### Dataset extract
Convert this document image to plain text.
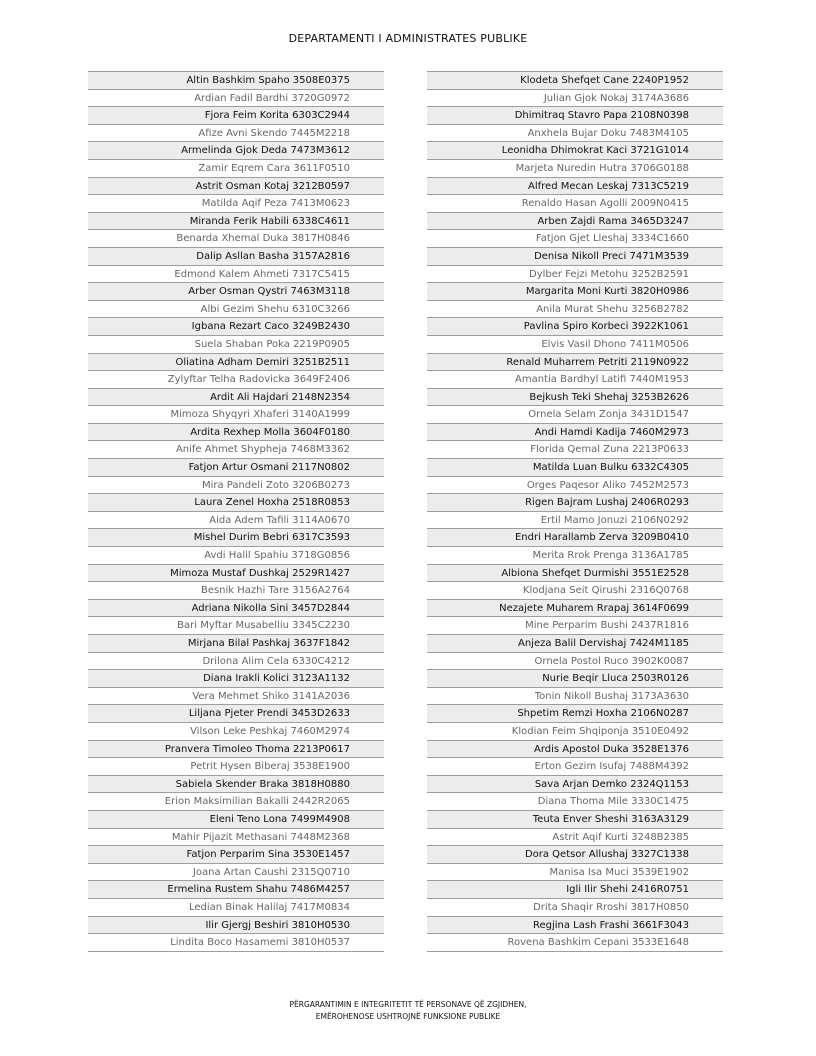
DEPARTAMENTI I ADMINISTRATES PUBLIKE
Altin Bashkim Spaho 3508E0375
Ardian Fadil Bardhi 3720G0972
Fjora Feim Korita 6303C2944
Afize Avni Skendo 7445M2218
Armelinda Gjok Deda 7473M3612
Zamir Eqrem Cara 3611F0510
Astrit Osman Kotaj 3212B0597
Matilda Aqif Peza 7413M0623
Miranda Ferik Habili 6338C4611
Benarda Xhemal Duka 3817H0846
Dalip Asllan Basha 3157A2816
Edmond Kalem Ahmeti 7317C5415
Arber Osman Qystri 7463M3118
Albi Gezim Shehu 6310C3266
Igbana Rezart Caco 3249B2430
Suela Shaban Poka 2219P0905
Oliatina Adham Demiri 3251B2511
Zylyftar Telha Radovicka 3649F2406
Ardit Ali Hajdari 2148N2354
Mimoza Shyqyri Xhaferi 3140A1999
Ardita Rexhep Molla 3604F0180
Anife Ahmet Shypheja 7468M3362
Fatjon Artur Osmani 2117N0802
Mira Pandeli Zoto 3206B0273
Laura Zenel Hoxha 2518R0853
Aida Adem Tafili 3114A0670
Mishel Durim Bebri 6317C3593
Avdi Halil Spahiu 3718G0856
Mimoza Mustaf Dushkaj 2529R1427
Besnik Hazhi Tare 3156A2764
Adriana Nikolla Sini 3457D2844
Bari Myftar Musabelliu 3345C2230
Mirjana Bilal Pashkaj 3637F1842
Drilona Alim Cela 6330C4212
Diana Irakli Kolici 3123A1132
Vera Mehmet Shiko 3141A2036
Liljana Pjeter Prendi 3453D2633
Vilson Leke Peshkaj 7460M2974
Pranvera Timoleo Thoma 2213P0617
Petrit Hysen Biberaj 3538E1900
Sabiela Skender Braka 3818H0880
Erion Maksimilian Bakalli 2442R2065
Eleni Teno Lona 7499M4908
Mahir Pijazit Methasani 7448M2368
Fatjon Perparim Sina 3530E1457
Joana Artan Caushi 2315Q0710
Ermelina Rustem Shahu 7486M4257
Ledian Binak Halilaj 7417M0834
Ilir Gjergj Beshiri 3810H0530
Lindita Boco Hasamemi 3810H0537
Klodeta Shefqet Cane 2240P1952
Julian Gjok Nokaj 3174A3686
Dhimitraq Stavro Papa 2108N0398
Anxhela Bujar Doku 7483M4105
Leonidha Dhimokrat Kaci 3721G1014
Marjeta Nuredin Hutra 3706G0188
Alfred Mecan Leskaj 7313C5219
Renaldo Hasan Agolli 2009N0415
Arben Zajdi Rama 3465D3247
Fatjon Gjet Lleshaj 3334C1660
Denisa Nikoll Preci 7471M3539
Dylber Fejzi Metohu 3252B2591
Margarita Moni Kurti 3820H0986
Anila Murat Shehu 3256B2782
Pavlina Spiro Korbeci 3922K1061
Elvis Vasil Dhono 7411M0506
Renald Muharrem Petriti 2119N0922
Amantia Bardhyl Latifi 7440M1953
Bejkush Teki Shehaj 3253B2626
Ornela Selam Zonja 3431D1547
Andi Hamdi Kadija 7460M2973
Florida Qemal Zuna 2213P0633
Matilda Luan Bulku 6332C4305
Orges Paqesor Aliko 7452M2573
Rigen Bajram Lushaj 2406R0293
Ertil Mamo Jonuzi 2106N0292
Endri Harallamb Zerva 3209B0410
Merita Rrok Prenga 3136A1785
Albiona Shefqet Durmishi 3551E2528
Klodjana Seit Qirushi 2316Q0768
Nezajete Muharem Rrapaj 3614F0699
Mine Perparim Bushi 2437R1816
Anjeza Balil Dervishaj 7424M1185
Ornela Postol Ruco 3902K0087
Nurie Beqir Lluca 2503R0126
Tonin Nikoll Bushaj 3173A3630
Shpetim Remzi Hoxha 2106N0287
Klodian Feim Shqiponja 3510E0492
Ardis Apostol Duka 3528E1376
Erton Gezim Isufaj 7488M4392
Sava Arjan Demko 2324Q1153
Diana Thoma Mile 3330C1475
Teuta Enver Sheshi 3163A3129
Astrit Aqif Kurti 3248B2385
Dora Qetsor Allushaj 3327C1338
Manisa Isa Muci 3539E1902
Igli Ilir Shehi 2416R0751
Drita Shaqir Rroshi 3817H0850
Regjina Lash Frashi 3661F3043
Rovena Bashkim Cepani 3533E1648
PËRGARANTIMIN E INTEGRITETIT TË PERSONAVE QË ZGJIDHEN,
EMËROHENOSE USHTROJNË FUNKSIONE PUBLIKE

### Short exercise
Give every record back exactly as it reads, with no images.

### Final answer
Convert this document image to plain text.
DEPARTAMENTI I ADMINISTRATES PUBLIKE
Altin Bashkim Spaho 3508E0375
Ardian Fadil Bardhi 3720G0972
Fjora Feim Korita 6303C2944
Afize Avni Skendo 7445M2218
Armelinda Gjok Deda 7473M3612
Zamir Eqrem Cara 3611F0510
Astrit Osman Kotaj 3212B0597
Matilda Aqif Peza 7413M0623
Miranda Ferik Habili 6338C4611
Benarda Xhemal Duka 3817H0846
Dalip Asllan Basha 3157A2816
Edmond Kalem Ahmeti 7317C5415
Arber Osman Qystri 7463M3118
Albi Gezim Shehu 6310C3266
Igbana Rezart Caco 3249B2430
Suela Shaban Poka 2219P0905
Oliatina Adham Demiri 3251B2511
Zylyftar Telha Radovicka 3649F2406
Ardit Ali Hajdari 2148N2354
Mimoza Shyqyri Xhaferi 3140A1999
Ardita Rexhep Molla 3604F0180
Anife Ahmet Shypheja 7468M3362
Fatjon Artur Osmani 2117N0802
Mira Pandeli Zoto 3206B0273
Laura Zenel Hoxha 2518R0853
Aida Adem Tafili 3114A0670
Mishel Durim Bebri 6317C3593
Avdi Halil Spahiu 3718G0856
Mimoza Mustaf Dushkaj 2529R1427
Besnik Hazhi Tare 3156A2764
Adriana Nikolla Sini 3457D2844
Bari Myftar Musabelliu 3345C2230
Mirjana Bilal Pashkaj 3637F1842
Drilona Alim Cela 6330C4212
Diana Irakli Kolici 3123A1132
Vera Mehmet Shiko 3141A2036
Liljana Pjeter Prendi 3453D2633
Vilson Leke Peshkaj 7460M2974
Pranvera Timoleo Thoma 2213P0617
Petrit Hysen Biberaj 3538E1900
Sabiela Skender Braka 3818H0880
Erion Maksimilian Bakalli 2442R2065
Eleni Teno Lona 7499M4908
Mahir Pijazit Methasani 7448M2368
Fatjon Perparim Sina 3530E1457
Joana Artan Caushi 2315Q0710
Ermelina Rustem Shahu 7486M4257
Ledian Binak Halilaj 7417M0834
Ilir Gjergj Beshiri 3810H0530
Lindita Boco Hasamemi 3810H0537
Klodeta Shefqet Cane 2240P1952
Julian Gjok Nokaj 3174A3686
Dhimitraq Stavro Papa 2108N0398
Anxhela Bujar Doku 7483M4105
Leonidha Dhimokrat Kaci 3721G1014
Marjeta Nuredin Hutra 3706G0188
Alfred Mecan Leskaj 7313C5219
Renaldo Hasan Agolli 2009N0415
Arben Zajdi Rama 3465D3247
Fatjon Gjet Lleshaj 3334C1660
Denisa Nikoll Preci 7471M3539
Dylber Fejzi Metohu 3252B2591
Margarita Moni Kurti 3820H0986
Anila Murat Shehu 3256B2782
Pavlina Spiro Korbeci 3922K1061
Elvis Vasil Dhono 7411M0506
Renald Muharrem Petriti 2119N0922
Amantia Bardhyl Latifi 7440M1953
Bejkush Teki Shehaj 3253B2626
Ornela Selam Zonja 3431D1547
Andi Hamdi Kadija 7460M2973
Florida Qemal Zuna 2213P0633
Matilda Luan Bulku 6332C4305
Orges Paqesor Aliko 7452M2573
Rigen Bajram Lushaj 2406R0293
Ertil Mamo Jonuzi 2106N0292
Endri Harallamb Zerva 3209B0410
Merita Rrok Prenga 3136A1785
Albiona Shefqet Durmishi 3551E2528
Klodjana Seit Qirushi 2316Q0768
Nezajete Muharem Rrapaj 3614F0699
Mine Perparim Bushi 2437R1816
Anjeza Balil Dervishaj 7424M1185
Ornela Postol Ruco 3902K0087
Nurie Beqir Lluca 2503R0126
Tonin Nikoll Bushaj 3173A3630
Shpetim Remzi Hoxha 2106N0287
Klodian Feim Shqiponja 3510E0492
Ardis Apostol Duka 3528E1376
Erton Gezim Isufaj 7488M4392
Sava Arjan Demko 2324Q1153
Diana Thoma Mile 3330C1475
Teuta Enver Sheshi 3163A3129
Astrit Aqif Kurti 3248B2385
Dora Qetsor Allushaj 3327C1338
Manisa Isa Muci 3539E1902
Igli Ilir Shehi 2416R0751
Drita Shaqir Rroshi 3817H0850
Regjina Lash Frashi 3661F3043
Rovena Bashkim Cepani 3533E1648
PËRGARANTIMIN E INTEGRITETIT TË PERSONAVE QË ZGJIDHEN,
EMËROHENOSE USHTROJNË FUNKSIONE PUBLIKE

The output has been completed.